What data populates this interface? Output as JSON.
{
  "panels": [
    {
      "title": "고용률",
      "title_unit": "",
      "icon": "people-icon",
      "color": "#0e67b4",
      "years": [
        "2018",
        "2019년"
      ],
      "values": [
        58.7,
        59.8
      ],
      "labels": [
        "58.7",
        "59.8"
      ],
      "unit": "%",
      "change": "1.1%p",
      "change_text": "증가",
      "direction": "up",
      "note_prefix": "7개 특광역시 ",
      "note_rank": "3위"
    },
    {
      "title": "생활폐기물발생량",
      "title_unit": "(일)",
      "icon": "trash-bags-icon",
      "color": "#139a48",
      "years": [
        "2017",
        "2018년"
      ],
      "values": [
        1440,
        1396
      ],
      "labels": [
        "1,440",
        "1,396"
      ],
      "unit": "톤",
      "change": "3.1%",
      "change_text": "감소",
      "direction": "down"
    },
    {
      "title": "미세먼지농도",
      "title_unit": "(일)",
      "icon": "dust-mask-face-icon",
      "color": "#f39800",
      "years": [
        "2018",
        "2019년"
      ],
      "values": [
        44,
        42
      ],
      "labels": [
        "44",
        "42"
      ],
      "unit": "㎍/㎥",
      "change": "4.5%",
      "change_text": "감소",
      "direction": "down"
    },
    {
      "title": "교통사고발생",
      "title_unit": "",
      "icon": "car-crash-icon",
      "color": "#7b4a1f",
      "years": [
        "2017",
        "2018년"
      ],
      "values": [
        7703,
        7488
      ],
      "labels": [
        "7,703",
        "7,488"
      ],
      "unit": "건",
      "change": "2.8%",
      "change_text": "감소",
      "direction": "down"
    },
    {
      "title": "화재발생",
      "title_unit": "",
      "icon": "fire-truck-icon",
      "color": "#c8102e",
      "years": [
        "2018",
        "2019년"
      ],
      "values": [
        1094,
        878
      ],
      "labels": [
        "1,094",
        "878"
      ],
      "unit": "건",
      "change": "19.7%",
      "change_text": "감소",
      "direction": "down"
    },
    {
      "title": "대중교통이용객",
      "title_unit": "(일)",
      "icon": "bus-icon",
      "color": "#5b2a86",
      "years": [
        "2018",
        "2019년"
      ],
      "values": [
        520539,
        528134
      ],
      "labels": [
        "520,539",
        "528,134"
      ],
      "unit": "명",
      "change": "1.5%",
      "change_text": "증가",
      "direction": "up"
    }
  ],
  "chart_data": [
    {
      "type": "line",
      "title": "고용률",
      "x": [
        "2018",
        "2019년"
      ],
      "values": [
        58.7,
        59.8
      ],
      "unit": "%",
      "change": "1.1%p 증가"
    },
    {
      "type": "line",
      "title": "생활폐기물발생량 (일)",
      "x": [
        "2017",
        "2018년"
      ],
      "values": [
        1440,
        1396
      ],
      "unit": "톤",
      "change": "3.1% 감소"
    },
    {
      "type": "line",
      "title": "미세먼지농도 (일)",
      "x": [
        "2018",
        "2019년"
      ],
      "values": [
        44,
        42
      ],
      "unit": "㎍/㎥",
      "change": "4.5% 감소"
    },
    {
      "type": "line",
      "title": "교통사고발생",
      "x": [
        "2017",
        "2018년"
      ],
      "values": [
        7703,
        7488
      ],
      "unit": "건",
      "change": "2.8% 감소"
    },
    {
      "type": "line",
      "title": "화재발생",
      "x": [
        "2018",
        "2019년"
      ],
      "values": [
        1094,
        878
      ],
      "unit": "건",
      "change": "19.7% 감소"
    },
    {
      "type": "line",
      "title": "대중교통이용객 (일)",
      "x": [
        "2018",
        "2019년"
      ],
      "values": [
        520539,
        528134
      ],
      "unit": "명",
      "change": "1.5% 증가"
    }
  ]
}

> [Problem requirements]
Go through the data and return every record exactly.

> [Written response]
What data populates this interface? Output as JSON.
{
  "panels": [
    {
      "title": "고용률",
      "title_unit": "",
      "icon": "people-icon",
      "color": "#0e67b4",
      "years": [
        "2018",
        "2019년"
      ],
      "values": [
        58.7,
        59.8
      ],
      "labels": [
        "58.7",
        "59.8"
      ],
      "unit": "%",
      "change": "1.1%p",
      "change_text": "증가",
      "direction": "up",
      "note_prefix": "7개 특광역시 ",
      "note_rank": "3위"
    },
    {
      "title": "생활폐기물발생량",
      "title_unit": "(일)",
      "icon": "trash-bags-icon",
      "color": "#139a48",
      "years": [
        "2017",
        "2018년"
      ],
      "values": [
        1440,
        1396
      ],
      "labels": [
        "1,440",
        "1,396"
      ],
      "unit": "톤",
      "change": "3.1%",
      "change_text": "감소",
      "direction": "down"
    },
    {
      "title": "미세먼지농도",
      "title_unit": "(일)",
      "icon": "dust-mask-face-icon",
      "color": "#f39800",
      "years": [
        "2018",
        "2019년"
      ],
      "values": [
        44,
        42
      ],
      "labels": [
        "44",
        "42"
      ],
      "unit": "㎍/㎥",
      "change": "4.5%",
      "change_text": "감소",
      "direction": "down"
    },
    {
      "title": "교통사고발생",
      "title_unit": "",
      "icon": "car-crash-icon",
      "color": "#7b4a1f",
      "years": [
        "2017",
        "2018년"
      ],
      "values": [
        7703,
        7488
      ],
      "labels": [
        "7,703",
        "7,488"
      ],
      "unit": "건",
      "change": "2.8%",
      "change_text": "감소",
      "direction": "down"
    },
    {
      "title": "화재발생",
      "title_unit": "",
      "icon": "fire-truck-icon",
      "color": "#c8102e",
      "years": [
        "2018",
        "2019년"
      ],
      "values": [
        1094,
        878
      ],
      "labels": [
        "1,094",
        "878"
      ],
      "unit": "건",
      "change": "19.7%",
      "change_text": "감소",
      "direction": "down"
    },
    {
      "title": "대중교통이용객",
      "title_unit": "(일)",
      "icon": "bus-icon",
      "color": "#5b2a86",
      "years": [
        "2018",
        "2019년"
      ],
      "values": [
        520539,
        528134
      ],
      "labels": [
        "520,539",
        "528,134"
      ],
      "unit": "명",
      "change": "1.5%",
      "change_text": "증가",
      "direction": "up"
    }
  ],
  "chart_data": [
    {
      "type": "line",
      "title": "고용률",
      "x": [
        "2018",
        "2019년"
      ],
      "values": [
        58.7,
        59.8
      ],
      "unit": "%",
      "change": "1.1%p 증가"
    },
    {
      "type": "line",
      "title": "생활폐기물발생량 (일)",
      "x": [
        "2017",
        "2018년"
      ],
      "values": [
        1440,
        1396
      ],
      "unit": "톤",
      "change": "3.1% 감소"
    },
    {
      "type": "line",
      "title": "미세먼지농도 (일)",
      "x": [
        "2018",
        "2019년"
      ],
      "values": [
        44,
        42
      ],
      "unit": "㎍/㎥",
      "change": "4.5% 감소"
    },
    {
      "type": "line",
      "title": "교통사고발생",
      "x": [
        "2017",
        "2018년"
      ],
      "values": [
        7703,
        7488
      ],
      "unit": "건",
      "change": "2.8% 감소"
    },
    {
      "type": "line",
      "title": "화재발생",
      "x": [
        "2018",
        "2019년"
      ],
      "values": [
        1094,
        878
      ],
      "unit": "건",
      "change": "19.7% 감소"
    },
    {
      "type": "line",
      "title": "대중교통이용객 (일)",
      "x": [
        "2018",
        "2019년"
      ],
      "values": [
        520539,
        528134
      ],
      "unit": "명",
      "change": "1.5% 증가"
    }
  ]
}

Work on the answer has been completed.